**Set problem**
In the entries below, find every line with "Always" and copy it.

**Supplied material**
....................

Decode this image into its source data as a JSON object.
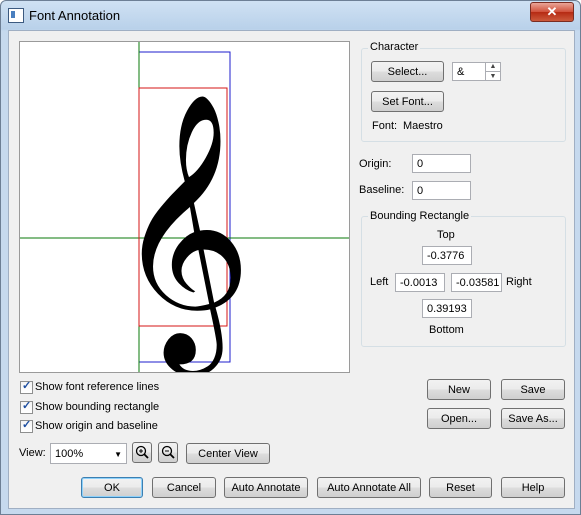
{
  "window": {
    "title": "Font Annotation",
    "close_glyph": "✕"
  },
  "character": {
    "group_label": "Character",
    "select_label": "Select...",
    "char_value": "&",
    "set_font_label": "Set Font...",
    "font_label": "Font:",
    "font_value": "Maestro"
  },
  "origin": {
    "label": "Origin:",
    "value": "0"
  },
  "baseline": {
    "label": "Baseline:",
    "value": "0"
  },
  "bounding": {
    "group_label": "Bounding Rectangle",
    "top_label": "Top",
    "top_value": "-0.3776",
    "left_label": "Left",
    "left_value": "-0.0013",
    "right_label": "Right",
    "right_value": "-0.03581",
    "bottom_value": "0.39193",
    "bottom_label": "Bottom"
  },
  "checks": {
    "reference_lines": "Show font reference lines",
    "bounding_rect": "Show bounding rectangle",
    "origin_baseline": "Show origin and baseline"
  },
  "view": {
    "label": "View:",
    "zoom_value": "100%",
    "center_label": "Center View"
  },
  "buttons": {
    "new": "New",
    "save": "Save",
    "open": "Open...",
    "save_as": "Save As...",
    "ok": "OK",
    "cancel": "Cancel",
    "auto_annotate": "Auto Annotate",
    "auto_annotate_all": "Auto Annotate All",
    "reset": "Reset",
    "help": "Help"
  },
  "glyph": {
    "symbol": "𝄞",
    "name": "treble-clef"
  },
  "colors": {
    "reference_line": "#0a7a0a",
    "bounding_box": "#d41414",
    "glyph_frame": "#1e1ecc"
  }
}
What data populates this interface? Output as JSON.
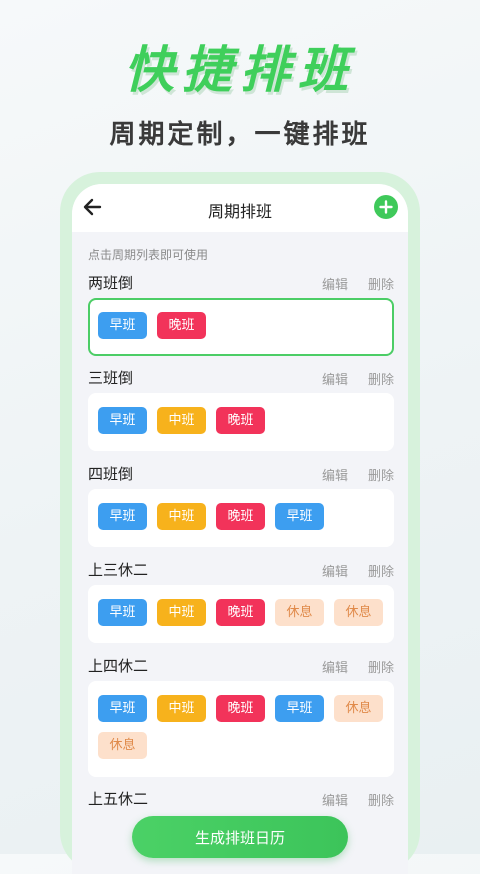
{
  "hero": {
    "title": "快捷排班",
    "subtitle": "周期定制，一键排班"
  },
  "nav": {
    "title": "周期排班",
    "back_icon": "arrow-left-icon",
    "add_icon": "plus-circle-icon"
  },
  "hint": "点击周期列表即可使用",
  "actions": {
    "edit": "编辑",
    "delete": "删除"
  },
  "colors": {
    "morning": "#3d9ef0",
    "middle": "#f7b21c",
    "night": "#f2335a",
    "rest": "#fde0cb",
    "accent": "#3fc95a"
  },
  "groups": [
    {
      "name": "两班倒",
      "selected": true,
      "chips": [
        {
          "label": "早班",
          "type": "morning"
        },
        {
          "label": "晚班",
          "type": "night"
        }
      ]
    },
    {
      "name": "三班倒",
      "chips": [
        {
          "label": "早班",
          "type": "morning"
        },
        {
          "label": "中班",
          "type": "middle"
        },
        {
          "label": "晚班",
          "type": "night"
        }
      ]
    },
    {
      "name": "四班倒",
      "chips": [
        {
          "label": "早班",
          "type": "morning"
        },
        {
          "label": "中班",
          "type": "middle"
        },
        {
          "label": "晚班",
          "type": "night"
        },
        {
          "label": "早班",
          "type": "morning"
        }
      ]
    },
    {
      "name": "上三休二",
      "chips": [
        {
          "label": "早班",
          "type": "morning"
        },
        {
          "label": "中班",
          "type": "middle"
        },
        {
          "label": "晚班",
          "type": "night"
        },
        {
          "label": "休息",
          "type": "rest"
        },
        {
          "label": "休息",
          "type": "rest"
        }
      ]
    },
    {
      "name": "上四休二",
      "chips": [
        {
          "label": "早班",
          "type": "morning"
        },
        {
          "label": "中班",
          "type": "middle"
        },
        {
          "label": "晚班",
          "type": "night"
        },
        {
          "label": "早班",
          "type": "morning"
        },
        {
          "label": "休息",
          "type": "rest"
        },
        {
          "label": "休息",
          "type": "rest"
        }
      ]
    },
    {
      "name": "上五休二",
      "chips": []
    }
  ],
  "generate_button": "生成排班日历"
}
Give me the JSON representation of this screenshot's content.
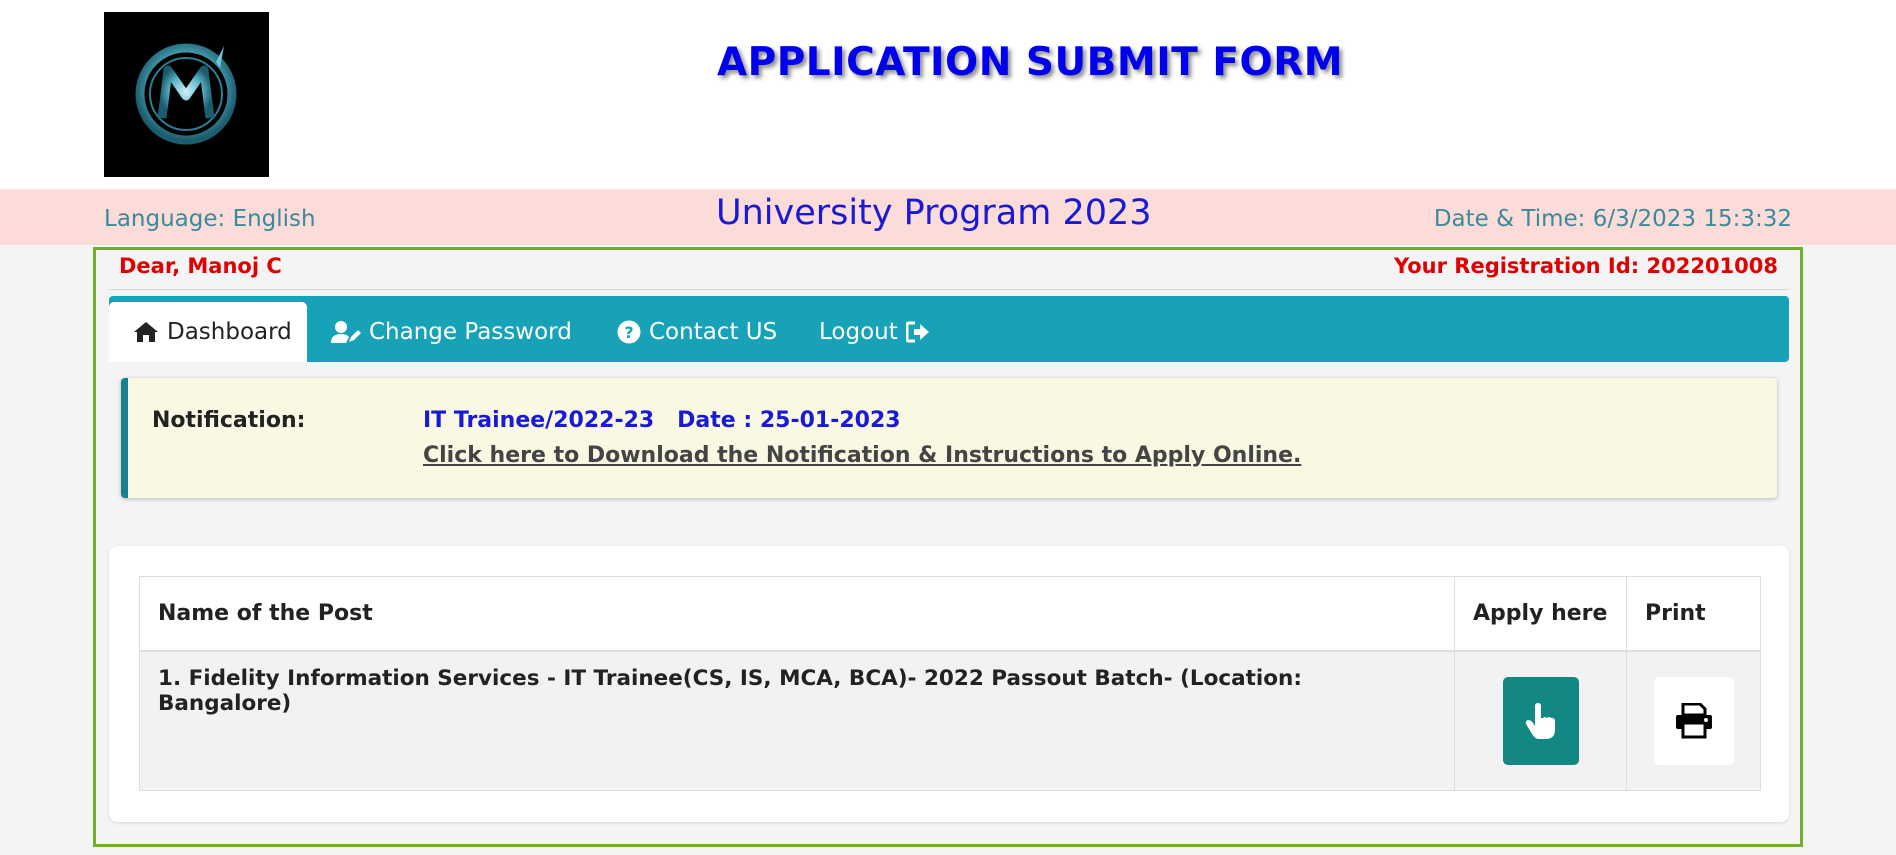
{
  "header": {
    "logo_text": "MC",
    "title": "APPLICATION SUBMIT FORM"
  },
  "subbar": {
    "language": "Language: English",
    "program": "University Program 2023",
    "datetime": "Date & Time: 6/3/2023 15:3:32"
  },
  "user": {
    "greeting": "Dear, Manoj C",
    "registration": "Your Registration Id: 202201008"
  },
  "nav": {
    "items": [
      {
        "label": "Dashboard",
        "icon": "home-icon",
        "active": true
      },
      {
        "label": "Change Password",
        "icon": "user-edit-icon",
        "active": false
      },
      {
        "label": "Contact US",
        "icon": "question-circle-icon",
        "active": false
      },
      {
        "label": "Logout",
        "icon": "sign-out-icon",
        "active": false
      }
    ]
  },
  "notification": {
    "label": "Notification:",
    "headline": "IT Trainee/2022-23   Date : 25-01-2023",
    "link": "Click here to Download the Notification & Instructions to Apply Online."
  },
  "table": {
    "headers": [
      "Name of the Post",
      "Apply here",
      "Print"
    ],
    "rows": [
      {
        "post": "1. Fidelity Information Services - IT Trainee(CS, IS, MCA, BCA)- 2022 Passout Batch- (Location: Bangalore)",
        "apply_icon": "hand-pointer-icon",
        "print_icon": "printer-icon"
      }
    ]
  },
  "colors": {
    "title": "#0000ee",
    "nav": "#17a2b8",
    "frame": "#6fae2e",
    "alert_red": "#e00000",
    "apply_button": "#138883"
  }
}
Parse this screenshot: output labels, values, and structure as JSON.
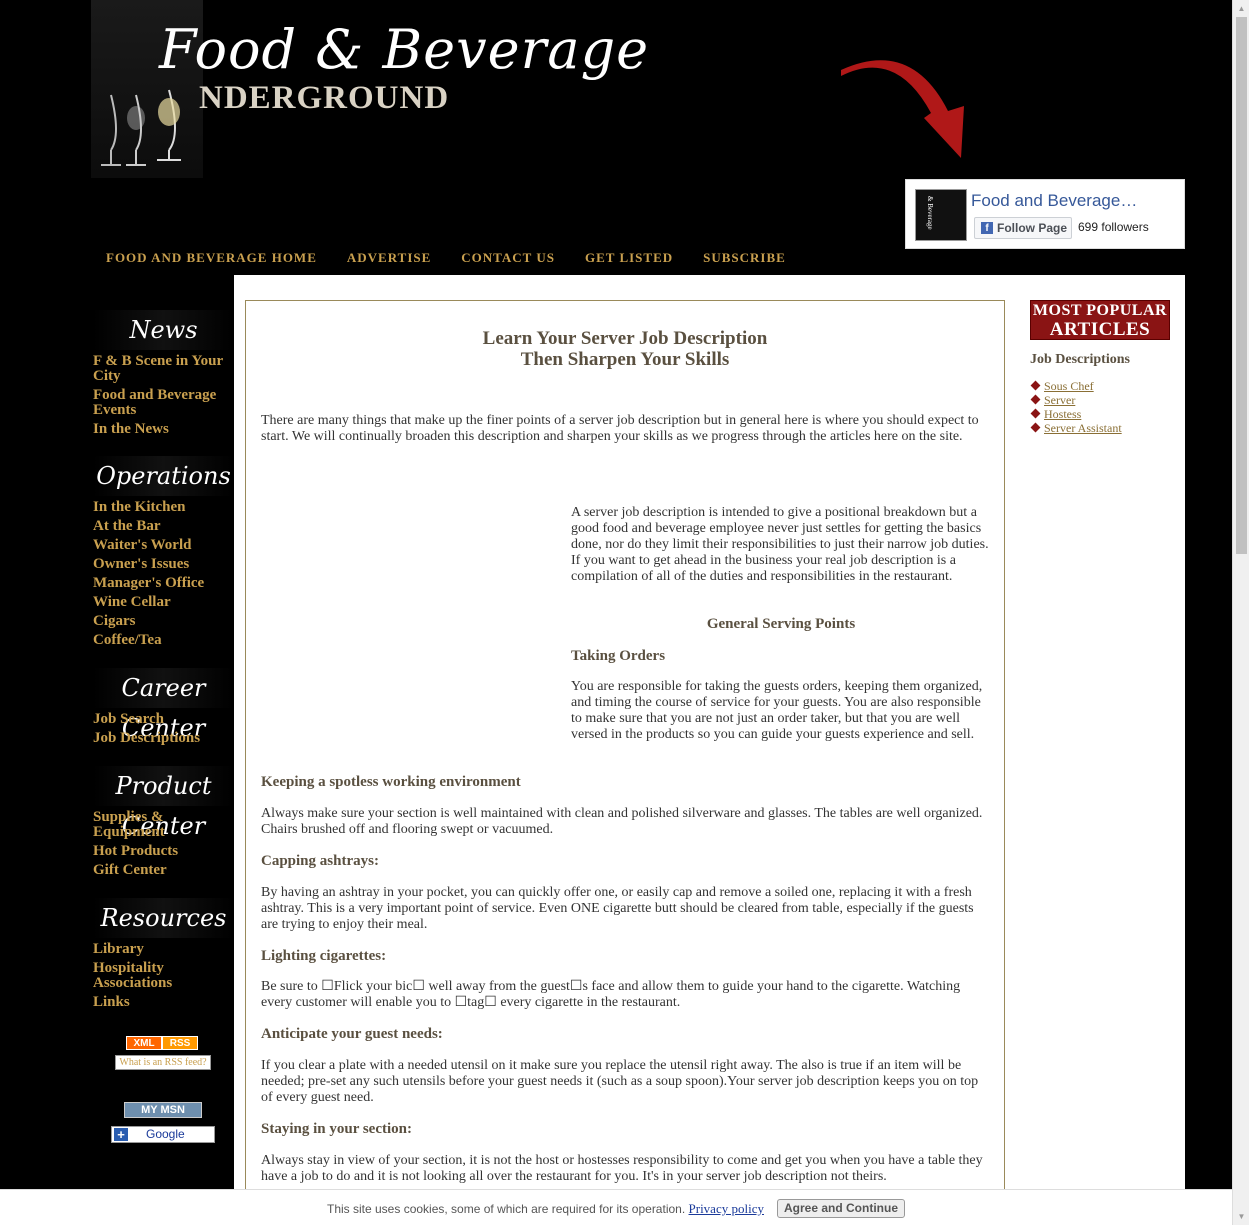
{
  "header": {
    "logo_script": "Food & Beverage",
    "logo_under": "NDERGROUND",
    "arrow_color": "#b01818"
  },
  "facebook": {
    "page_name": "Food and Beverage…",
    "follow_label": "Follow Page",
    "followers": "699 followers"
  },
  "topnav": [
    "FOOD AND BEVERAGE HOME",
    "ADVERTISE",
    "CONTACT US",
    "GET LISTED",
    "SUBSCRIBE"
  ],
  "sidebar": {
    "news_title": "News",
    "news": [
      "F & B Scene in Your City",
      "Food and Beverage Events",
      "In the News"
    ],
    "operations_title": "Operations",
    "operations": [
      "In the Kitchen",
      "At the Bar",
      "Waiter's World",
      "Owner's Issues",
      "Manager's Office",
      "Wine Cellar",
      "Cigars",
      "Coffee/Tea"
    ],
    "career_title": "Career Center",
    "career": [
      "Job Search",
      "Job Descriptions"
    ],
    "product_title": "Product Center",
    "product": [
      "Supplies & Equipment",
      "Hot Products",
      "Gift Center"
    ],
    "resources_title": "Resources",
    "resources": [
      "Library",
      "Hospitality Associations",
      "Links"
    ],
    "rss_xml": "XML",
    "rss_rss": "RSS",
    "rss_what": "What is an RSS feed?",
    "mymsn": "MY MSN",
    "google": "Google"
  },
  "article": {
    "title_line1": "Learn Your Server Job Description",
    "title_line2": "Then Sharpen Your Skills",
    "intro": "There are many things that make up the finer points of a server job description but in general here is where you should expect to start. We will continually broaden this description and sharpen your skills as we progress through the articles here on the site.",
    "right_para": "A server job description is intended to give a positional breakdown but a good food and beverage employee never just settles for getting the basics done, nor do they limit their responsibilities to just their narrow job duties. If you want to get ahead in the business your real job description is a compilation of all of the duties and responsibilities in the restaurant.",
    "general_heading": "General Serving Points",
    "taking_heading": "Taking Orders",
    "taking_para": "You are responsible for taking the guests orders, keeping them organized, and timing the course of service for your guests. You are also responsible to make sure that you are not just an order taker, but that you are well versed in the products so you can guide your guests experience and sell.",
    "h1": "Keeping a spotless working environment",
    "p1": "Always make sure your section is well maintained with clean and polished silverware and glasses. The tables are well organized. Chairs brushed off and flooring swept or vacuumed.",
    "h2": "Capping ashtrays:",
    "p2": "By having an ashtray in your pocket, you can quickly offer one, or easily cap and remove a soiled one, replacing it with a fresh ashtray. This is a very important point of service. Even ONE cigarette butt should be cleared from table, especially if the guests are trying to enjoy their meal.",
    "h3": "Lighting cigarettes:",
    "p3": "Be sure to ☐Flick your bic☐ well away from the guest☐s face and allow them to guide your hand to the cigarette. Watching every customer will enable you to ☐tag☐ every cigarette in the restaurant.",
    "h4": "Anticipate your guest needs:",
    "p4": "If you clear a plate with a needed utensil on it make sure you replace the utensil right away. The also is true if an item will be needed; pre-set any such utensils before your guest needs it (such as a soup spoon).Your server job description keeps you on top of every guest need.",
    "h5": "Staying in your section:",
    "p5": "Always stay in view of your section, it is not the host or hostesses responsibility to come and get you when you have a table they have a job to do and it is not looking all over the restaurant for you. It's in your server job description not theirs."
  },
  "popular": {
    "line1": "MOST POPULAR",
    "line2": "ARTICLES",
    "subhead": "Job Descriptions",
    "links": [
      "Sous Chef",
      "Server",
      "Hostess",
      "Server Assistant"
    ]
  },
  "cookie": {
    "message": "This site uses cookies, some of which are required for its operation.",
    "policy_link": "Privacy policy",
    "button": "Agree and Continue"
  }
}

....................

**Task output**
    "p1": "Always make sure your section is well maintained with clean and polished silverware and glasses. The tables are well organized. Chairs brushed off and flooring swept or vacuumed.",
    "p5": "Always stay in view of your section, it is not the host or hostesses responsibility to come and get you when you have a table they have a job to do and it is not looking all over the restaurant for you. It's in your server job description not theirs."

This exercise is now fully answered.